Task description: Copy every entry below verbatim, keeping each line unchanged and in its original order.
════════════════
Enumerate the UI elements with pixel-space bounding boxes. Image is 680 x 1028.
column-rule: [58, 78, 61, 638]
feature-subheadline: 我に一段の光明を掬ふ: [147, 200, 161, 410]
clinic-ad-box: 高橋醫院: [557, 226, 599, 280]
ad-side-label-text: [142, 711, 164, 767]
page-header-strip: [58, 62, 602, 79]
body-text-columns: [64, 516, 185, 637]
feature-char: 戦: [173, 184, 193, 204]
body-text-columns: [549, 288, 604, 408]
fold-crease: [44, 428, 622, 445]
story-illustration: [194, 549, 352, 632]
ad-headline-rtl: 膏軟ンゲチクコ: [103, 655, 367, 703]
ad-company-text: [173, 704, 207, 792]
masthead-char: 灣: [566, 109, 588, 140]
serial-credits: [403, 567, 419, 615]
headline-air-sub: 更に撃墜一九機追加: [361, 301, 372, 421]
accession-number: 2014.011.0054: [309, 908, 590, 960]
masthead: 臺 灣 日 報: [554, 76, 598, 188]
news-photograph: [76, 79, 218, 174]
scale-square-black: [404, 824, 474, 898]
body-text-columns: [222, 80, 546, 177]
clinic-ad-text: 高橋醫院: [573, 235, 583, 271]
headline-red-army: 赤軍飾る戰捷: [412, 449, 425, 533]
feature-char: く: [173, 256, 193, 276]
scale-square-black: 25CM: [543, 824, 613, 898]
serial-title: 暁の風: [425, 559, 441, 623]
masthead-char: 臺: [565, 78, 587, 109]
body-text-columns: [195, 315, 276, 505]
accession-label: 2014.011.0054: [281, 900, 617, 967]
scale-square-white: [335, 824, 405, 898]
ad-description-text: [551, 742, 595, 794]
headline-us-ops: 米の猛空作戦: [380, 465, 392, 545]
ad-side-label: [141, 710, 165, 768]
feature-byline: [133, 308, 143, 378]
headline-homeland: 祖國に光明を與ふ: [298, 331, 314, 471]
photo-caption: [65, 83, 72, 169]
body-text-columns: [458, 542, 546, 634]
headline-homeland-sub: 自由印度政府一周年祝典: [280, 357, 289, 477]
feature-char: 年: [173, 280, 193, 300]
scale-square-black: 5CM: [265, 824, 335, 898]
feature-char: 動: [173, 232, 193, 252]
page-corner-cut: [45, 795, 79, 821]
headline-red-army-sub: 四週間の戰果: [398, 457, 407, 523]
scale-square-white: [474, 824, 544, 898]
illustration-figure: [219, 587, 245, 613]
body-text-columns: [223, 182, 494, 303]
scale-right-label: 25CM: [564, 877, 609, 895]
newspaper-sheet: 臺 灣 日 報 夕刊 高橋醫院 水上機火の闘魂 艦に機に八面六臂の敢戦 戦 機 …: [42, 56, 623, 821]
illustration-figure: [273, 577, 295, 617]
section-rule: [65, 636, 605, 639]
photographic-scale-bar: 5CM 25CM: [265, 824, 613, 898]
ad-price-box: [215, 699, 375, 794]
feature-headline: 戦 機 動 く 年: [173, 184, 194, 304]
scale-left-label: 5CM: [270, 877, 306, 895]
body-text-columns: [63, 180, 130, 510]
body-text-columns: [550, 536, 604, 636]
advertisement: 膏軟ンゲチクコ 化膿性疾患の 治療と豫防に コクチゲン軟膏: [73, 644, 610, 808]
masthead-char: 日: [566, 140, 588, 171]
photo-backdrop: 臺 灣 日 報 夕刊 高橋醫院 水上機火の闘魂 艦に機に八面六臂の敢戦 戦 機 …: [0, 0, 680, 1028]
════════════════
The solution:
Enumerate the UI elements with pixel-space bounding boxes. Image is 680 x 1028.
column-rule: [58, 78, 61, 638]
feature-subheadline: 我に一段の光明を掬ふ: [147, 200, 161, 410]
clinic-ad-box: 高橋醫院: [557, 226, 599, 280]
ad-side-label-text: [142, 711, 164, 767]
page-header-strip: [58, 62, 602, 79]
body-text-columns: [64, 516, 185, 637]
feature-char: 戦: [173, 184, 193, 204]
body-text-columns: [549, 288, 604, 408]
fold-crease: [44, 428, 622, 445]
story-illustration: [194, 549, 352, 632]
ad-headline-rtl: 膏軟ンゲチクコ: [103, 655, 367, 703]
ad-company-text: [173, 704, 207, 792]
masthead-char: 灣: [566, 109, 588, 140]
serial-credits: [403, 567, 419, 615]
headline-air-sub: 更に撃墜一九機追加: [361, 301, 372, 421]
accession-number: 2014.011.0054: [309, 908, 590, 960]
masthead: 臺 灣 日 報: [554, 76, 598, 188]
news-photograph: [76, 79, 218, 174]
scale-square-black: [404, 824, 474, 898]
body-text-columns: [222, 80, 546, 177]
clinic-ad-text: 高橋醫院: [573, 235, 583, 271]
headline-red-army: 赤軍飾る戰捷: [412, 449, 425, 533]
feature-char: く: [173, 256, 193, 276]
scale-square-black: 25CM: [543, 824, 613, 898]
serial-title: 暁の風: [425, 559, 441, 623]
masthead-char: 臺: [565, 78, 587, 109]
body-text-columns: [195, 315, 276, 505]
accession-label: 2014.011.0054: [281, 900, 617, 967]
scale-square-white: [335, 824, 405, 898]
ad-description-text: [551, 742, 595, 794]
headline-us-ops: 米の猛空作戦: [380, 465, 392, 545]
ad-side-label: [141, 710, 165, 768]
feature-byline: [133, 308, 143, 378]
headline-homeland: 祖國に光明を與ふ: [298, 331, 314, 471]
photo-caption: [65, 83, 72, 169]
body-text-columns: [458, 542, 546, 634]
headline-homeland-sub: 自由印度政府一周年祝典: [280, 357, 289, 477]
feature-char: 年: [173, 280, 193, 300]
scale-square-black: 5CM: [265, 824, 335, 898]
feature-char: 動: [173, 232, 193, 252]
page-corner-cut: [45, 795, 79, 821]
headline-red-army-sub: 四週間の戰果: [398, 457, 407, 523]
scale-square-white: [474, 824, 544, 898]
illustration-figure: [219, 587, 245, 613]
body-text-columns: [223, 182, 494, 303]
scale-right-label: 25CM: [564, 877, 609, 895]
newspaper-sheet: 臺 灣 日 報 夕刊 高橋醫院 水上機火の闘魂 艦に機に八面六臂の敢戦 戦 機 …: [42, 56, 623, 821]
illustration-figure: [273, 577, 295, 617]
section-rule: [65, 636, 605, 639]
photographic-scale-bar: 5CM 25CM: [265, 824, 613, 898]
ad-price-box: [215, 699, 375, 794]
feature-headline: 戦 機 動 く 年: [173, 184, 194, 304]
scale-left-label: 5CM: [270, 877, 306, 895]
body-text-columns: [63, 180, 130, 510]
body-text-columns: [550, 536, 604, 636]
advertisement: 膏軟ンゲチクコ 化膿性疾患の 治療と豫防に コクチゲン軟膏: [73, 644, 610, 808]
masthead-char: 日: [566, 140, 588, 171]
photo-backdrop: 臺 灣 日 報 夕刊 高橋醫院 水上機火の闘魂 艦に機に八面六臂の敢戦 戦 機 …: [0, 0, 680, 1028]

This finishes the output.